**CHALLENGE:** Copy all records verbatim.

○ ○ ○ ○

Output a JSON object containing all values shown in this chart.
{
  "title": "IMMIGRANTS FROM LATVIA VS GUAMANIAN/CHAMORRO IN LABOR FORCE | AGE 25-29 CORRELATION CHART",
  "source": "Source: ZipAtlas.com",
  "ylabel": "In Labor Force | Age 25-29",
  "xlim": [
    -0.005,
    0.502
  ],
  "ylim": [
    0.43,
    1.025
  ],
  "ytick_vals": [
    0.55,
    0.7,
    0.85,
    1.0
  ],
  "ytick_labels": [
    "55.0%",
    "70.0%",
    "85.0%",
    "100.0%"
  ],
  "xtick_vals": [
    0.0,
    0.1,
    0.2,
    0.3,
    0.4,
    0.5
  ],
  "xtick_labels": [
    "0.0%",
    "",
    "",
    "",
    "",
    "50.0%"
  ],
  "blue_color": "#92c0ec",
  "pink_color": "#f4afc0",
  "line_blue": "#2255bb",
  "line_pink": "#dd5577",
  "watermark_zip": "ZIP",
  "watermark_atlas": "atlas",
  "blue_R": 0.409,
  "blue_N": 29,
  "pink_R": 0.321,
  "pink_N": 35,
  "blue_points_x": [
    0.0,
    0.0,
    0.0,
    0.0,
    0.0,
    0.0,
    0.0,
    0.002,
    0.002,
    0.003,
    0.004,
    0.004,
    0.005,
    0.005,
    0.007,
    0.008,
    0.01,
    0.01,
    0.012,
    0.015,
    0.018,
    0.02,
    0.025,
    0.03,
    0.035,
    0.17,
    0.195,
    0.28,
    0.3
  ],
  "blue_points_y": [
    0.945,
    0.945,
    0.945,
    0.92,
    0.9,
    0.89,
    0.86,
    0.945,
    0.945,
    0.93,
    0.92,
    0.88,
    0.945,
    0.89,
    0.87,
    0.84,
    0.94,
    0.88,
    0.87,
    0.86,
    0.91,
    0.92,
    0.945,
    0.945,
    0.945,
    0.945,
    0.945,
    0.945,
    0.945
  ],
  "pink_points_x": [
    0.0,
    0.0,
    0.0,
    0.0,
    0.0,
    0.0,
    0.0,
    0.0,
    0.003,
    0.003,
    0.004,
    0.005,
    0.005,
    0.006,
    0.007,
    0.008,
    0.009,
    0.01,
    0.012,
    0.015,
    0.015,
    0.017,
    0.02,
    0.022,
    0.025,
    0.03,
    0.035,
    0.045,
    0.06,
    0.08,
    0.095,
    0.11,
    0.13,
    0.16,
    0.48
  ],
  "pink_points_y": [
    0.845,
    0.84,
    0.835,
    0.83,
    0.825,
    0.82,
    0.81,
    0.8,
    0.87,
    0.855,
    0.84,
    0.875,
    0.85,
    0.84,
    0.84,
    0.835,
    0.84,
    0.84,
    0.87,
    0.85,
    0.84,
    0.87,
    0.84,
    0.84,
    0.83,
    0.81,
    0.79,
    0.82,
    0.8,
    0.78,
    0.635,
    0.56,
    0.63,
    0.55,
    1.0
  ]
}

○ ○ ○ ○

**RESULT OF THE TASK:**
Output a JSON object containing all values shown in this chart.
{
  "title": "IMMIGRANTS FROM LATVIA VS GUAMANIAN/CHAMORRO IN LABOR FORCE | AGE 25-29 CORRELATION CHART",
  "source": "Source: ZipAtlas.com",
  "ylabel": "In Labor Force | Age 25-29",
  "xlim": [
    -0.005,
    0.502
  ],
  "ylim": [
    0.43,
    1.025
  ],
  "ytick_vals": [
    0.55,
    0.7,
    0.85,
    1.0
  ],
  "ytick_labels": [
    "55.0%",
    "70.0%",
    "85.0%",
    "100.0%"
  ],
  "xtick_vals": [
    0.0,
    0.1,
    0.2,
    0.3,
    0.4,
    0.5
  ],
  "xtick_labels": [
    "0.0%",
    "",
    "",
    "",
    "",
    "50.0%"
  ],
  "blue_color": "#92c0ec",
  "pink_color": "#f4afc0",
  "line_blue": "#2255bb",
  "line_pink": "#dd5577",
  "watermark_zip": "ZIP",
  "watermark_atlas": "atlas",
  "blue_R": 0.409,
  "blue_N": 29,
  "pink_R": 0.321,
  "pink_N": 35,
  "blue_points_x": [
    0.0,
    0.0,
    0.0,
    0.0,
    0.0,
    0.0,
    0.0,
    0.002,
    0.002,
    0.003,
    0.004,
    0.004,
    0.005,
    0.005,
    0.007,
    0.008,
    0.01,
    0.01,
    0.012,
    0.015,
    0.018,
    0.02,
    0.025,
    0.03,
    0.035,
    0.17,
    0.195,
    0.28,
    0.3
  ],
  "blue_points_y": [
    0.945,
    0.945,
    0.945,
    0.92,
    0.9,
    0.89,
    0.86,
    0.945,
    0.945,
    0.93,
    0.92,
    0.88,
    0.945,
    0.89,
    0.87,
    0.84,
    0.94,
    0.88,
    0.87,
    0.86,
    0.91,
    0.92,
    0.945,
    0.945,
    0.945,
    0.945,
    0.945,
    0.945,
    0.945
  ],
  "pink_points_x": [
    0.0,
    0.0,
    0.0,
    0.0,
    0.0,
    0.0,
    0.0,
    0.0,
    0.003,
    0.003,
    0.004,
    0.005,
    0.005,
    0.006,
    0.007,
    0.008,
    0.009,
    0.01,
    0.012,
    0.015,
    0.015,
    0.017,
    0.02,
    0.022,
    0.025,
    0.03,
    0.035,
    0.045,
    0.06,
    0.08,
    0.095,
    0.11,
    0.13,
    0.16,
    0.48
  ],
  "pink_points_y": [
    0.845,
    0.84,
    0.835,
    0.83,
    0.825,
    0.82,
    0.81,
    0.8,
    0.87,
    0.855,
    0.84,
    0.875,
    0.85,
    0.84,
    0.84,
    0.835,
    0.84,
    0.84,
    0.87,
    0.85,
    0.84,
    0.87,
    0.84,
    0.84,
    0.83,
    0.81,
    0.79,
    0.82,
    0.8,
    0.78,
    0.635,
    0.56,
    0.63,
    0.55,
    1.0
  ]
}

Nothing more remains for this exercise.